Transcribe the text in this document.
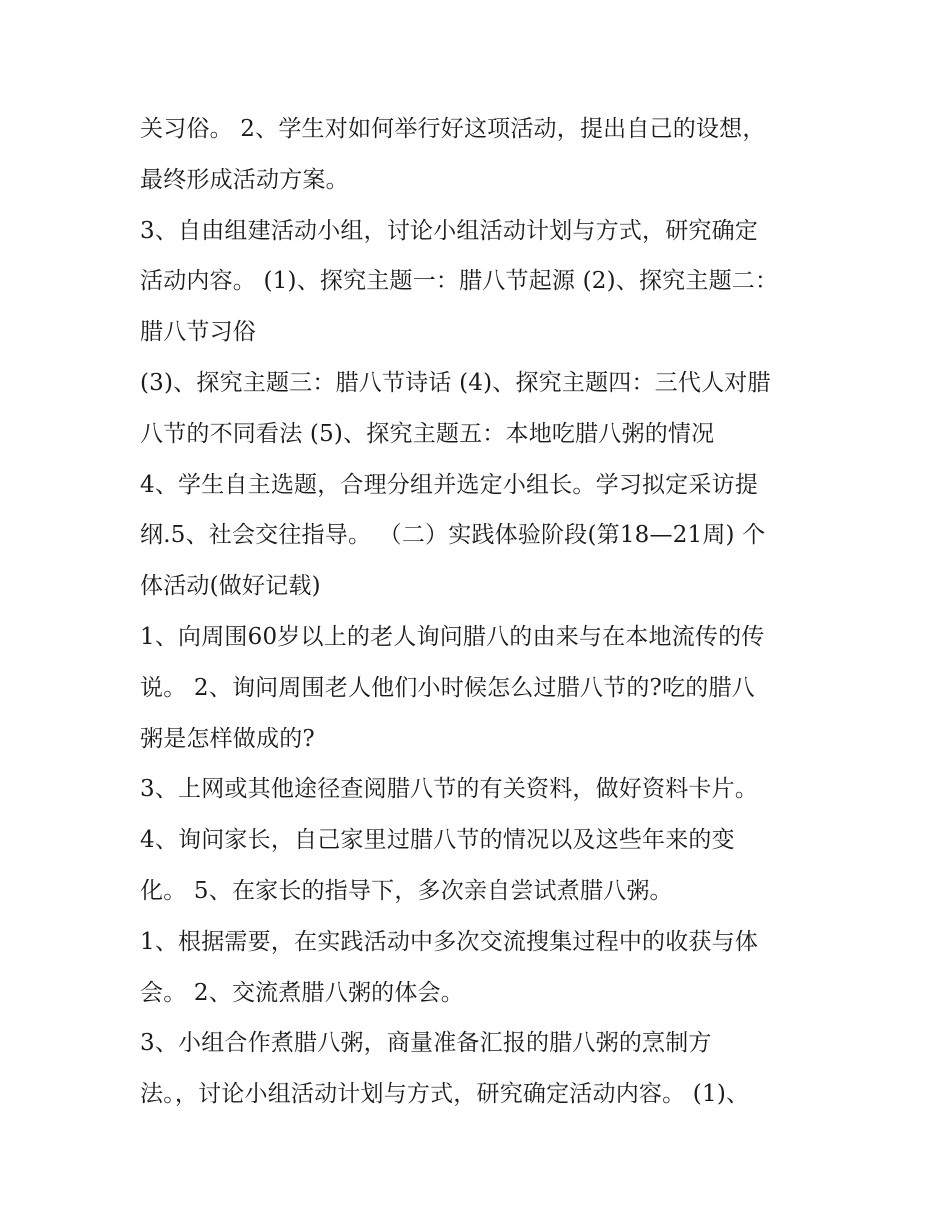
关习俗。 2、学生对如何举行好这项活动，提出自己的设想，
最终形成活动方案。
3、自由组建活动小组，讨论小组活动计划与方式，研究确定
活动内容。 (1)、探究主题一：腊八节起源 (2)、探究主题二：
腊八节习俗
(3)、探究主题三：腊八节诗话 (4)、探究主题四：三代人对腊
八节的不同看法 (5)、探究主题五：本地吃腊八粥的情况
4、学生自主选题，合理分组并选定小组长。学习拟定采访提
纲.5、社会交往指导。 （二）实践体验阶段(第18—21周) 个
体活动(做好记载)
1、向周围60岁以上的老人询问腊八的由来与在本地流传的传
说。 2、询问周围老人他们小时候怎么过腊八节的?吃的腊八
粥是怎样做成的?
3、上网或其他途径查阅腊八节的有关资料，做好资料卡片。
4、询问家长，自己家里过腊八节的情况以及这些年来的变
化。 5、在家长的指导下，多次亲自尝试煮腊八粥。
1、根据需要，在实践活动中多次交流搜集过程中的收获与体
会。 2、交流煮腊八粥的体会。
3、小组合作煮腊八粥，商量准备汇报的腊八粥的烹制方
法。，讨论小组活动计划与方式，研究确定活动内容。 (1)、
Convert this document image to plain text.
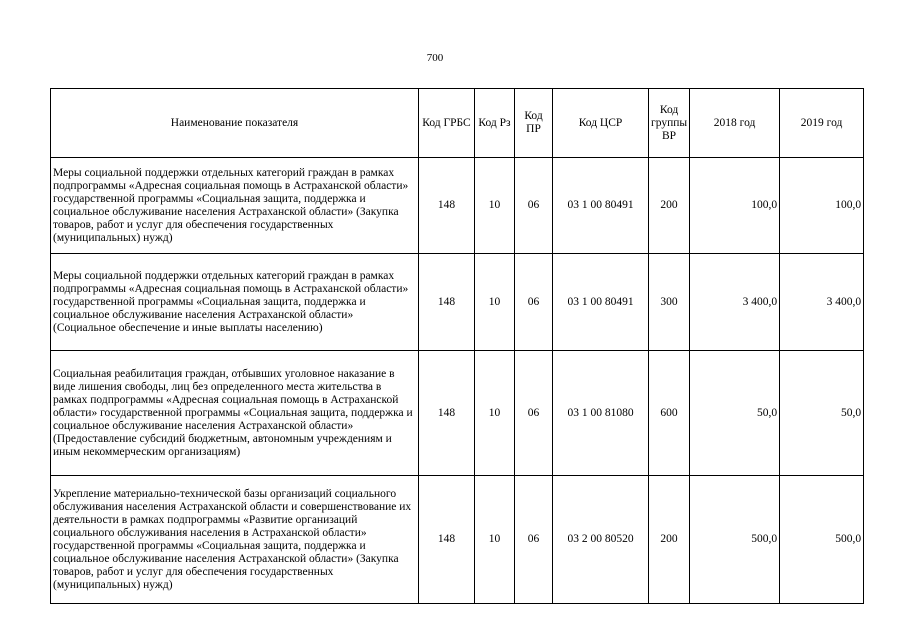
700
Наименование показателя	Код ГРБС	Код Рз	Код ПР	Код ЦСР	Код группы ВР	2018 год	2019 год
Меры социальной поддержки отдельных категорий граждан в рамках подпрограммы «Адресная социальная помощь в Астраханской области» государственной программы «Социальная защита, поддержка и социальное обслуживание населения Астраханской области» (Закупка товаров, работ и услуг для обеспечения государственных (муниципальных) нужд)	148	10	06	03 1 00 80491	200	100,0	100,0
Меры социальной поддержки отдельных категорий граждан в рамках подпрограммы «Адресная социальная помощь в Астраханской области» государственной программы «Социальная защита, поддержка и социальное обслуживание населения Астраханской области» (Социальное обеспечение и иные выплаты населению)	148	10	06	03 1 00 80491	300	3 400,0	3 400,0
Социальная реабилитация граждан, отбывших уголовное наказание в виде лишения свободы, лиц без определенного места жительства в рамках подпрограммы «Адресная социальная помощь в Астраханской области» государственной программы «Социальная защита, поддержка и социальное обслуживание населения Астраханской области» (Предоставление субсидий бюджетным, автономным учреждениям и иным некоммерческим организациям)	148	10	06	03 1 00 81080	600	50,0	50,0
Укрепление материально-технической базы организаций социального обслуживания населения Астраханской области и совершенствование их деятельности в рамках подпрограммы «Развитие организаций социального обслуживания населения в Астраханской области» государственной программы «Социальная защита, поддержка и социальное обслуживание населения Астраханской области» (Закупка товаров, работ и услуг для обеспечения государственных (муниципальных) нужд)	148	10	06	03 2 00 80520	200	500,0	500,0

# # #

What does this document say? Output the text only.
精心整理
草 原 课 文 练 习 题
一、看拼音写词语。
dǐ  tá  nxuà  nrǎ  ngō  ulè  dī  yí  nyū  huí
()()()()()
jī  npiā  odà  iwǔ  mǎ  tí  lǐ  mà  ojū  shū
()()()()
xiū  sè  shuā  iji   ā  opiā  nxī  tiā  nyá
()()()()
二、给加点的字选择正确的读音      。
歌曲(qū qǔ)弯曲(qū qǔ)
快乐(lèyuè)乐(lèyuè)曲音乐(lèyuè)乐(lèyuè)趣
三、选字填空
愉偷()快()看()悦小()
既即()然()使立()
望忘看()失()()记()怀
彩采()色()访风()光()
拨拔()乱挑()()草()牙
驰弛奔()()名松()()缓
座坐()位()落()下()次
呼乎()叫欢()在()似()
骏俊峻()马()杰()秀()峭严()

# # #

THE TASK - From the entries above, collect every line with the string "отдельных" in it.

OUTPUT FOR THIS TASK -
Меры социальной поддержки отдельных категорий граждан в рамках подпрограммы «Адресная социальная помощь в Астраханской области» государственной программы «Социальная защита, поддержка и социальное обслуживание населения Астраханской области» (Закупка товаров, работ и услуг для обеспечения государственных (муниципальных) нужд)	148	10	06	03 1 00 80491	200	100,0	100,0
Меры социальной поддержки отдельных категорий граждан в рамках подпрограммы «Адресная социальная помощь в Астраханской области» государственной программы «Социальная защита, поддержка и социальное обслуживание населения Астраханской области» (Социальное обеспечение и иные выплаты населению)	148	10	06	03 1 00 80491	300	3 400,0	3 400,0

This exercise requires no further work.